### TASK BRIEF
Write out the listing below again, precisely as it is given.

** START OF RECORD SET **

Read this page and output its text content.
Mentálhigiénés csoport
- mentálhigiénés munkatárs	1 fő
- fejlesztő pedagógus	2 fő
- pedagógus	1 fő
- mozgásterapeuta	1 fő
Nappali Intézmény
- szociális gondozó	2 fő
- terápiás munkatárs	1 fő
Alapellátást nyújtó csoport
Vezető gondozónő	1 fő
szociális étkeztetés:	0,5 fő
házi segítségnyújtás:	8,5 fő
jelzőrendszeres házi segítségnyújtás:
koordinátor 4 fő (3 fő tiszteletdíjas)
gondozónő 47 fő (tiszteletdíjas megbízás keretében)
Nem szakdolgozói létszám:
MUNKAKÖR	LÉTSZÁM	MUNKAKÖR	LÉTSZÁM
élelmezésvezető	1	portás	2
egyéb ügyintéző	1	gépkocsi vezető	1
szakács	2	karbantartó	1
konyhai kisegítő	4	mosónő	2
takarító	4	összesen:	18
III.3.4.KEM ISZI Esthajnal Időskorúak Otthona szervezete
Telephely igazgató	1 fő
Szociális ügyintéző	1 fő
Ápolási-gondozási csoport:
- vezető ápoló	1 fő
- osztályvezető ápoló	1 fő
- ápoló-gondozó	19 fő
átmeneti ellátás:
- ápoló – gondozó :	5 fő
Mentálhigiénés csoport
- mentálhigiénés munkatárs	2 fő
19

** END OF RECORD SET **

### FINAL RESULT
Read this page and output its text content.
Mentálhigiénés csoport
- mentálhigiénés munkatárs	1 fő
- fejlesztő pedagógus	2 fő
- pedagógus	1 fő
- mozgásterapeuta	1 fő
Nappali Intézmény
- szociális gondozó	2 fő
- terápiás munkatárs	1 fő
Alapellátást nyújtó csoport
Vezető gondozónő	1 fő
szociális étkeztetés:	0,5 fő
házi segítségnyújtás:	8,5 fő
jelzőrendszeres házi segítségnyújtás:
koordinátor 4 fő (3 fő tiszteletdíjas)
gondozónő 47 fő (tiszteletdíjas megbízás keretében)
Nem szakdolgozói létszám:
MUNKAKÖR	LÉTSZÁM	MUNKAKÖR	LÉTSZÁM
élelmezésvezető	1	portás	2
egyéb ügyintéző	1	gépkocsi vezető	1
szakács	2	karbantartó	1
konyhai kisegítő	4	mosónő	2
takarító	4	összesen:	18
III.3.4.KEM ISZI Esthajnal Időskorúak Otthona szervezete
Telephely igazgató	1 fő
Szociális ügyintéző	1 fő
Ápolási-gondozási csoport:
- vezető ápoló	1 fő
- osztályvezető ápoló	1 fő
- ápoló-gondozó	19 fő
átmeneti ellátás:
- ápoló – gondozó :	5 fő
Mentálhigiénés csoport
- mentálhigiénés munkatárs	2 fő
19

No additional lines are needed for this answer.